::: Raw records

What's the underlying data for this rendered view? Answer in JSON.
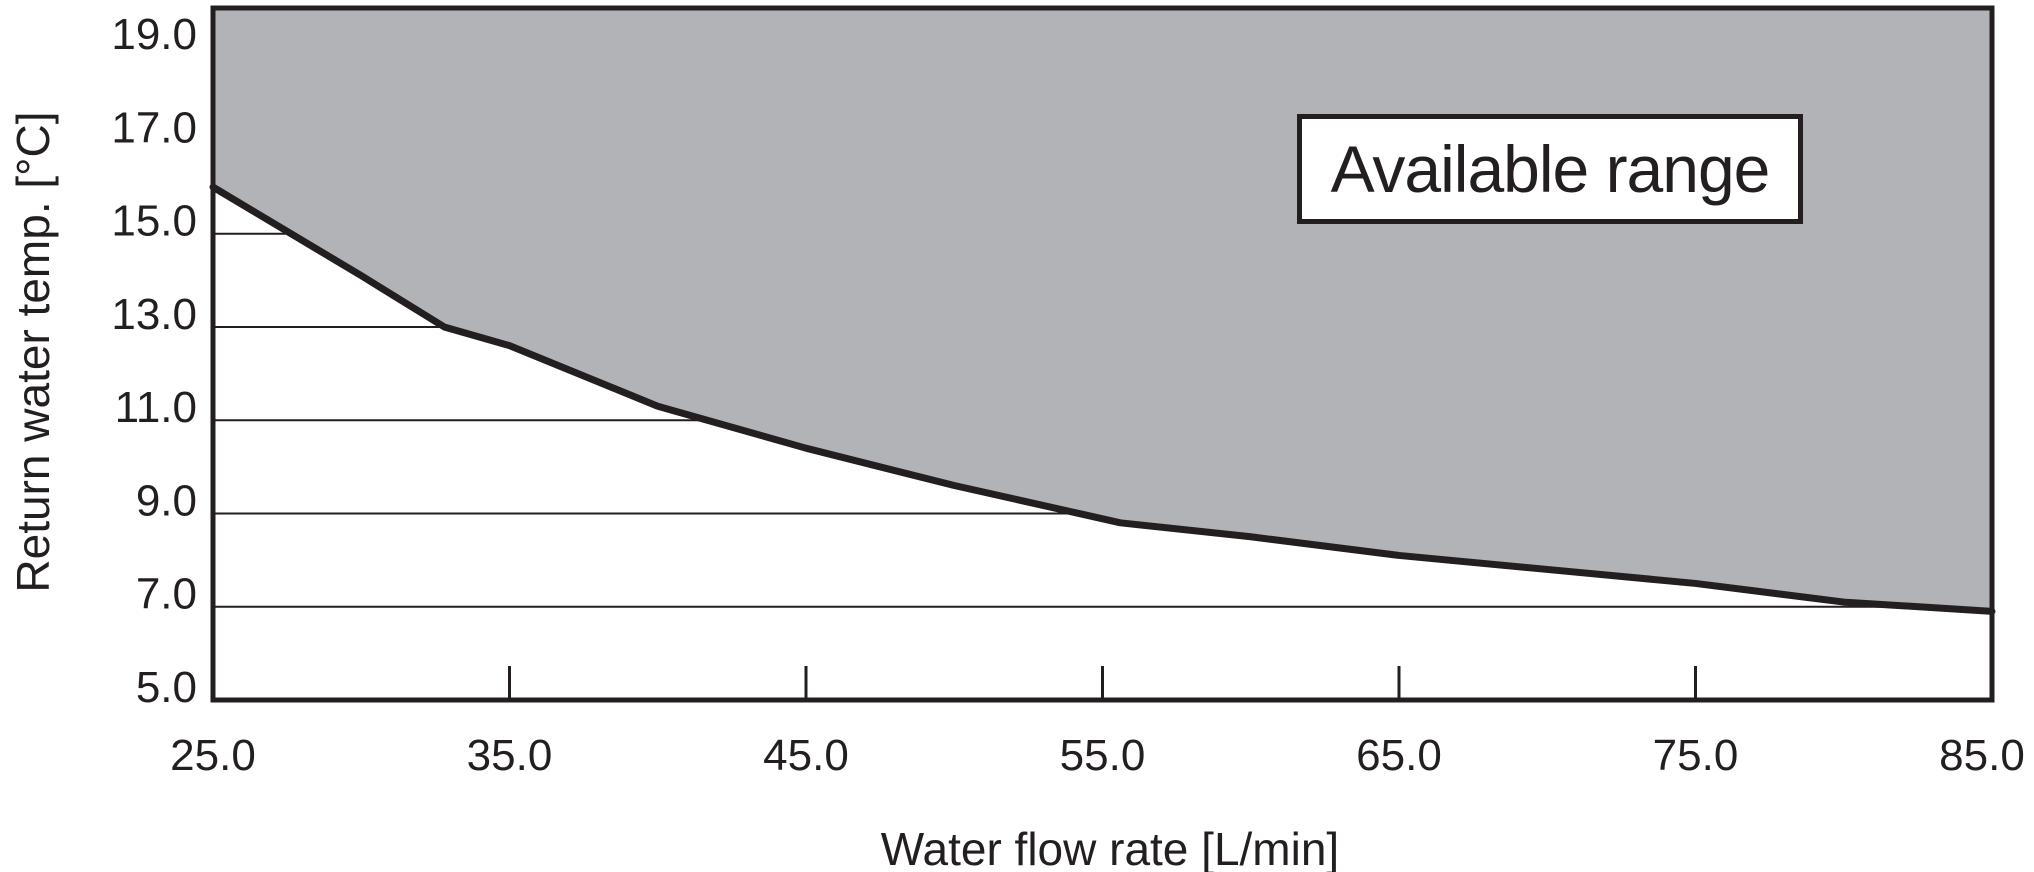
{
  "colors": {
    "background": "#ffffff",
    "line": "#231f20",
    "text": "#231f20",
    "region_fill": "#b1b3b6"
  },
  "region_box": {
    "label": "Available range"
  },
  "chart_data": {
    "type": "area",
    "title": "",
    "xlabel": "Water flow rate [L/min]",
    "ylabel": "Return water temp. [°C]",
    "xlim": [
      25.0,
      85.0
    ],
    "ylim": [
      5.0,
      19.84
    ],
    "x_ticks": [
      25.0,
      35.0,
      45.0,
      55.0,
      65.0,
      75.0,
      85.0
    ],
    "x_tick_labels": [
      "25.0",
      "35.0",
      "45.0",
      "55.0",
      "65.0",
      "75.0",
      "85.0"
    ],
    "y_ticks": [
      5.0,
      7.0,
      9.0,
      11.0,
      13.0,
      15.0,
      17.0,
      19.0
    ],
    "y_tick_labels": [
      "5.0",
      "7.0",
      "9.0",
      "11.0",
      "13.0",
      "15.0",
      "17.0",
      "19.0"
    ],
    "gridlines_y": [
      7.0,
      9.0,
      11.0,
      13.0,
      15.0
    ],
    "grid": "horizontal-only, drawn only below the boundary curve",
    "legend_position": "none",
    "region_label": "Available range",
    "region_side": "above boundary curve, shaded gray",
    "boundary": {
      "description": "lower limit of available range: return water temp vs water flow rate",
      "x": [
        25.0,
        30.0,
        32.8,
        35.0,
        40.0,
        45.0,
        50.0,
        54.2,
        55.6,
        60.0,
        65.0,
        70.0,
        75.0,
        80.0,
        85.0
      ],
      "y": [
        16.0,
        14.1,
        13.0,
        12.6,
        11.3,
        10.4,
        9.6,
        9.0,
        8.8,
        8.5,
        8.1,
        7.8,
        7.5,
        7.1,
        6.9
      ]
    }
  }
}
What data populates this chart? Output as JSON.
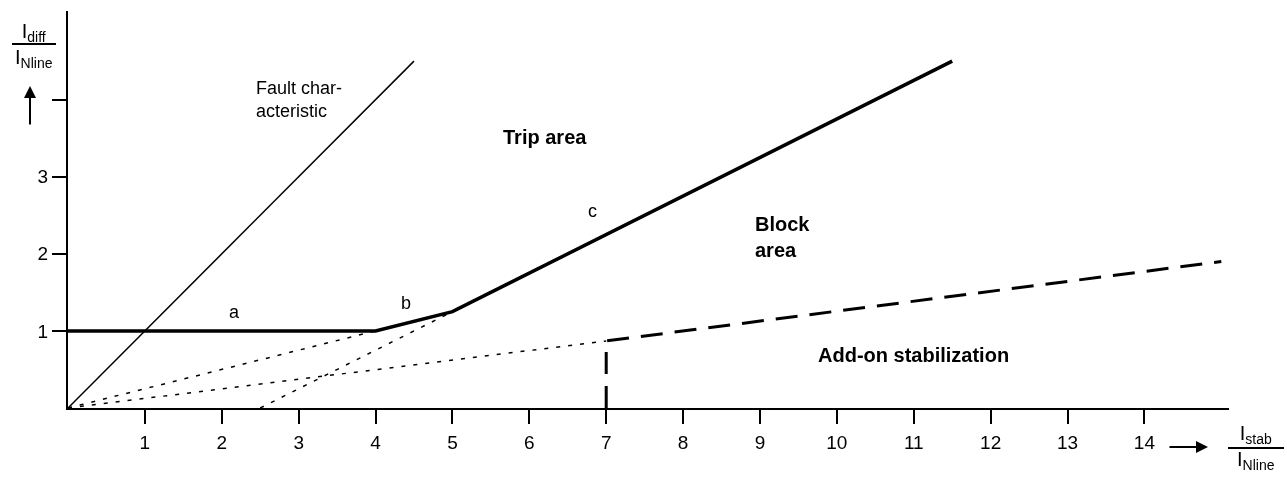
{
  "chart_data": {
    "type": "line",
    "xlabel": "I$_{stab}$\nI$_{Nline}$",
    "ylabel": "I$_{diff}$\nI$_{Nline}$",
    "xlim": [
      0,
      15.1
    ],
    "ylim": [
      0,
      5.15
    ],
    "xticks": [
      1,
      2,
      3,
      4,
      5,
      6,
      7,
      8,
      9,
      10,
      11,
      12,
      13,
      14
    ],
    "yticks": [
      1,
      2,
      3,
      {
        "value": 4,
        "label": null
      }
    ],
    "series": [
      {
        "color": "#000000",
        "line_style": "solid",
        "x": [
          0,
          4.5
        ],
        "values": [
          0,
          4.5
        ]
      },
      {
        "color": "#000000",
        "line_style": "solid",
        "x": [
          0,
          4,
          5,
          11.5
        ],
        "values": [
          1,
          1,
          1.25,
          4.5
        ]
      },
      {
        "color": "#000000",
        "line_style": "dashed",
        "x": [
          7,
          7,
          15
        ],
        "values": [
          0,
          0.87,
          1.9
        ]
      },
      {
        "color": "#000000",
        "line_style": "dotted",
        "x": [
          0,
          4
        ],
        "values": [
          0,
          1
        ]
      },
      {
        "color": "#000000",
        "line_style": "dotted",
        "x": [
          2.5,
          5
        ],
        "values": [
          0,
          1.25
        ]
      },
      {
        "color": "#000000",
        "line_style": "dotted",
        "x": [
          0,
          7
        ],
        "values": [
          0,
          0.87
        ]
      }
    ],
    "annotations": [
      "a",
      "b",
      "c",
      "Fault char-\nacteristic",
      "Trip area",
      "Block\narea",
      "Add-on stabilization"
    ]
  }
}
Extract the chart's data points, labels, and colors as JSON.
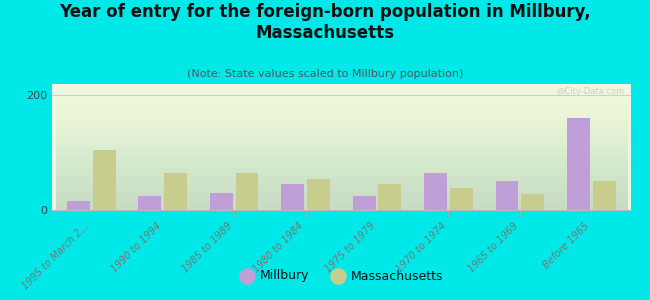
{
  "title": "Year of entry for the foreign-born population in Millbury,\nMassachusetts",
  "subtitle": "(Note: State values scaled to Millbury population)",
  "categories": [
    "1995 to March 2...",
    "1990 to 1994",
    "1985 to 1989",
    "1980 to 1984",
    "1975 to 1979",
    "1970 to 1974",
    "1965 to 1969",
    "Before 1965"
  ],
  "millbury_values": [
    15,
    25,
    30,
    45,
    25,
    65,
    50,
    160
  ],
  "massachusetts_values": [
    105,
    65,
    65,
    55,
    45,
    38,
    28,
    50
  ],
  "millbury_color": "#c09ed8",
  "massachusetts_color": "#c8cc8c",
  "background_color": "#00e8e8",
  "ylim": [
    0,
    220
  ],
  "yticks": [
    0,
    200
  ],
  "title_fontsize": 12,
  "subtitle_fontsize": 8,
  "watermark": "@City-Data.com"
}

::::::

Problem requirements: Your task is to set down the records shown above exactly, minus any pictures.

Answer to this problem:
What's the underlying data for this rendered view? Answer in JSON.
{
  "colors": {
    "background": "#ffffff",
    "line": "#231f20",
    "text": "#231f20",
    "region_fill": "#b1b3b6"
  },
  "region_box": {
    "label": "Available range"
  },
  "chart_data": {
    "type": "area",
    "title": "",
    "xlabel": "Water flow rate [L/min]",
    "ylabel": "Return water temp. [°C]",
    "xlim": [
      25.0,
      85.0
    ],
    "ylim": [
      5.0,
      19.84
    ],
    "x_ticks": [
      25.0,
      35.0,
      45.0,
      55.0,
      65.0,
      75.0,
      85.0
    ],
    "x_tick_labels": [
      "25.0",
      "35.0",
      "45.0",
      "55.0",
      "65.0",
      "75.0",
      "85.0"
    ],
    "y_ticks": [
      5.0,
      7.0,
      9.0,
      11.0,
      13.0,
      15.0,
      17.0,
      19.0
    ],
    "y_tick_labels": [
      "5.0",
      "7.0",
      "9.0",
      "11.0",
      "13.0",
      "15.0",
      "17.0",
      "19.0"
    ],
    "gridlines_y": [
      7.0,
      9.0,
      11.0,
      13.0,
      15.0
    ],
    "grid": "horizontal-only, drawn only below the boundary curve",
    "legend_position": "none",
    "region_label": "Available range",
    "region_side": "above boundary curve, shaded gray",
    "boundary": {
      "description": "lower limit of available range: return water temp vs water flow rate",
      "x": [
        25.0,
        30.0,
        32.8,
        35.0,
        40.0,
        45.0,
        50.0,
        54.2,
        55.6,
        60.0,
        65.0,
        70.0,
        75.0,
        80.0,
        85.0
      ],
      "y": [
        16.0,
        14.1,
        13.0,
        12.6,
        11.3,
        10.4,
        9.6,
        9.0,
        8.8,
        8.5,
        8.1,
        7.8,
        7.5,
        7.1,
        6.9
      ]
    }
  }
}
What data populates this chart? Output as JSON.
{
  "chart_data": {
    "type": "line",
    "xlabel": "I$_{stab}$\nI$_{Nline}$",
    "ylabel": "I$_{diff}$\nI$_{Nline}$",
    "xlim": [
      0,
      15.1
    ],
    "ylim": [
      0,
      5.15
    ],
    "xticks": [
      1,
      2,
      3,
      4,
      5,
      6,
      7,
      8,
      9,
      10,
      11,
      12,
      13,
      14
    ],
    "yticks": [
      1,
      2,
      3,
      {
        "value": 4,
        "label": null
      }
    ],
    "series": [
      {
        "color": "#000000",
        "line_style": "solid",
        "x": [
          0,
          4.5
        ],
        "values": [
          0,
          4.5
        ]
      },
      {
        "color": "#000000",
        "line_style": "solid",
        "x": [
          0,
          4,
          5,
          11.5
        ],
        "values": [
          1,
          1,
          1.25,
          4.5
        ]
      },
      {
        "color": "#000000",
        "line_style": "dashed",
        "x": [
          7,
          7,
          15
        ],
        "values": [
          0,
          0.87,
          1.9
        ]
      },
      {
        "color": "#000000",
        "line_style": "dotted",
        "x": [
          0,
          4
        ],
        "values": [
          0,
          1
        ]
      },
      {
        "color": "#000000",
        "line_style": "dotted",
        "x": [
          2.5,
          5
        ],
        "values": [
          0,
          1.25
        ]
      },
      {
        "color": "#000000",
        "line_style": "dotted",
        "x": [
          0,
          7
        ],
        "values": [
          0,
          0.87
        ]
      }
    ],
    "annotations": [
      "a",
      "b",
      "c",
      "Fault char-\nacteristic",
      "Trip area",
      "Block\narea",
      "Add-on stabilization"
    ]
  }
}
Extract the chart's data points, labels, and colors as JSON.
{
  "title": "Year of entry for the foreign-born population in Millbury,\nMassachusetts",
  "subtitle": "(Note: State values scaled to Millbury population)",
  "categories": [
    "1995 to March 2...",
    "1990 to 1994",
    "1985 to 1989",
    "1980 to 1984",
    "1975 to 1979",
    "1970 to 1974",
    "1965 to 1969",
    "Before 1965"
  ],
  "millbury_values": [
    15,
    25,
    30,
    45,
    25,
    65,
    50,
    160
  ],
  "massachusetts_values": [
    105,
    65,
    65,
    55,
    45,
    38,
    28,
    50
  ],
  "millbury_color": "#c09ed8",
  "massachusetts_color": "#c8cc8c",
  "background_color": "#00e8e8",
  "ylim": [
    0,
    220
  ],
  "yticks": [
    0,
    200
  ],
  "title_fontsize": 12,
  "subtitle_fontsize": 8,
  "watermark": "@City-Data.com"
}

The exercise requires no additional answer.